_Short problem_.
Write out the entries below once more, exactly, with the pictures left out.

## Begin Records for processing

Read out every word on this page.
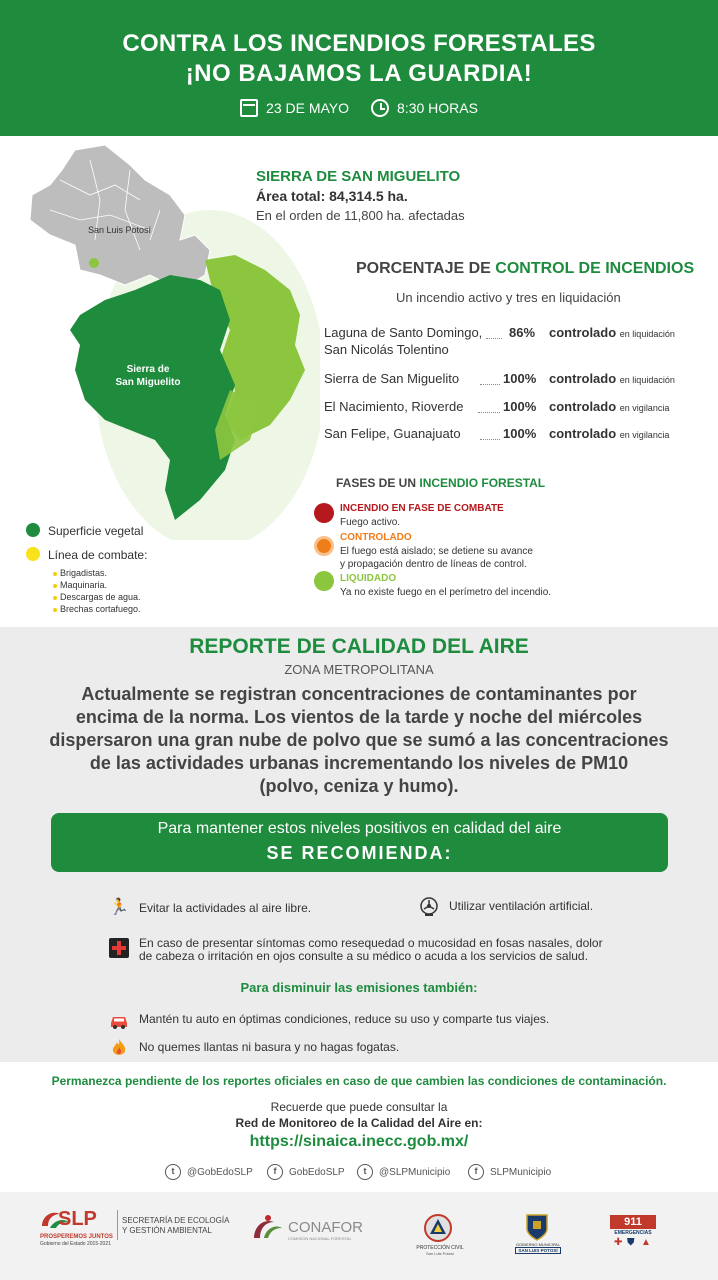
CONTRA LOS INCENDIOS FORESTALES
¡NO BAJAMOS LA GUARDIA!
23 DE MAYO	8:30 HORAS
San Luis Potosí
Sierra de
San Miguelito
SIERRA DE SAN MIGUELITO
Área total: 84,314.5 ha.
En el orden de 11,800 ha. afectadas
PORCENTAJE DE CONTROL DE INCENDIOS
Un incendio activo y tres en liquidación
Laguna de Santo Domingo,
San Nicolás Tolentino
86% controlado en liquidación
Sierra de San Miguelito	100% controlado en liquidación
El Nacimiento, Rioverde	100% controlado en vigilancia
San Felipe, Guanajuato	100% controlado en vigilancia
FASES DE UN INCENDIO FORESTAL
INCENDIO EN FASE DE COMBATE
Fuego activo.
CONTROLADO
El fuego está aislado; se detiene su avance
y propagación dentro de líneas de control.
LIQUIDADO
Ya no existe fuego en el perímetro del incendio.
Superficie vegetal
Línea de combate:
Brigadistas.
Maquinaria.
Descargas de agua.
Brechas cortafuego.
REPORTE DE CALIDAD DEL AIRE
ZONA METROPOLITANA
Actualmente se registran concentraciones de contaminantes por
encima de la norma. Los vientos de la tarde y noche del miércoles
dispersaron una gran nube de polvo que se sumó a las concentraciones
de las actividades urbanas incrementando los niveles de PM10
(polvo, ceniza y humo).
Para mantener estos niveles positivos en calidad del aire
SE RECOMIENDA:
🏃 Evitar la actividades al aire libre.	Utilizar ventilación artificial.
En caso de presentar síntomas como resequedad o mucosidad en fosas nasales, dolor
de cabeza o irritación en ojos consulte a su médico o acuda a los servicios de salud.
Para disminuir las emisiones también:
Mantén tu auto en óptimas condiciones, reduce su uso y comparte tus viajes.
No quemes llantas ni basura y no hagas fogatas.
Permanezca pendiente de los reportes oficiales en caso de que cambien las condiciones de contaminación.
Recuerde que puede consultar la
Red de Monitoreo de la Calidad del Aire en:
https://sinaica.inecc.gob.mx/
t	@GobEdoSLP	f	GobEdoSLP	t	@SLPMunicipio	f	SLPMunicipio
SLP
PROSPEREMOS JUNTOS
Gobierno del Estado 2015-2021
SECRETARÍA DE ECOLOGÍA
Y GESTIÓN AMBIENTAL	CONAFOR
COMISIÓN NACIONAL FORESTAL
PROTECCIÓN CIVIL
San Luis Potosí
GOBIERNO MUNICIPAL
SAN LUIS POTOSÍ
911
EMERGENCIAS
✚ ⛊ ▲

## End Records for processing

_Exercise solution_.
Read out every word on this page.
CONTRA LOS INCENDIOS FORESTALES
¡NO BAJAMOS LA GUARDIA!
23 DE MAYO	8:30 HORAS
San Luis Potosí
Sierra de
San Miguelito
SIERRA DE SAN MIGUELITO
Área total: 84,314.5 ha.
En el orden de 11,800 ha. afectadas
PORCENTAJE DE CONTROL DE INCENDIOS
Un incendio activo y tres en liquidación
Laguna de Santo Domingo,
San Nicolás Tolentino
86% controlado en liquidación
Sierra de San Miguelito	100% controlado en liquidación
El Nacimiento, Rioverde	100% controlado en vigilancia
San Felipe, Guanajuato	100% controlado en vigilancia
FASES DE UN INCENDIO FORESTAL
INCENDIO EN FASE DE COMBATE
Fuego activo.
CONTROLADO
El fuego está aislado; se detiene su avance
y propagación dentro de líneas de control.
LIQUIDADO
Ya no existe fuego en el perímetro del incendio.
Superficie vegetal
Línea de combate:
Brigadistas.
Maquinaria.
Descargas de agua.
Brechas cortafuego.
REPORTE DE CALIDAD DEL AIRE
ZONA METROPOLITANA
Actualmente se registran concentraciones de contaminantes por
encima de la norma. Los vientos de la tarde y noche del miércoles
dispersaron una gran nube de polvo que se sumó a las concentraciones
de las actividades urbanas incrementando los niveles de PM10
(polvo, ceniza y humo).
Para mantener estos niveles positivos en calidad del aire
SE RECOMIENDA:
🏃 Evitar la actividades al aire libre.	Utilizar ventilación artificial.
En caso de presentar síntomas como resequedad o mucosidad en fosas nasales, dolor
de cabeza o irritación en ojos consulte a su médico o acuda a los servicios de salud.
Para disminuir las emisiones también:
Mantén tu auto en óptimas condiciones, reduce su uso y comparte tus viajes.
No quemes llantas ni basura y no hagas fogatas.
Permanezca pendiente de los reportes oficiales en caso de que cambien las condiciones de contaminación.
Recuerde que puede consultar la
Red de Monitoreo de la Calidad del Aire en:
https://sinaica.inecc.gob.mx/
t	@GobEdoSLP	f	GobEdoSLP	t	@SLPMunicipio	f	SLPMunicipio
SLP
PROSPEREMOS JUNTOS
Gobierno del Estado 2015-2021
SECRETARÍA DE ECOLOGÍA
Y GESTIÓN AMBIENTAL	CONAFOR
COMISIÓN NACIONAL FORESTAL
PROTECCIÓN CIVIL
San Luis Potosí
GOBIERNO MUNICIPAL
SAN LUIS POTOSÍ
911
EMERGENCIAS
✚ ⛊ ▲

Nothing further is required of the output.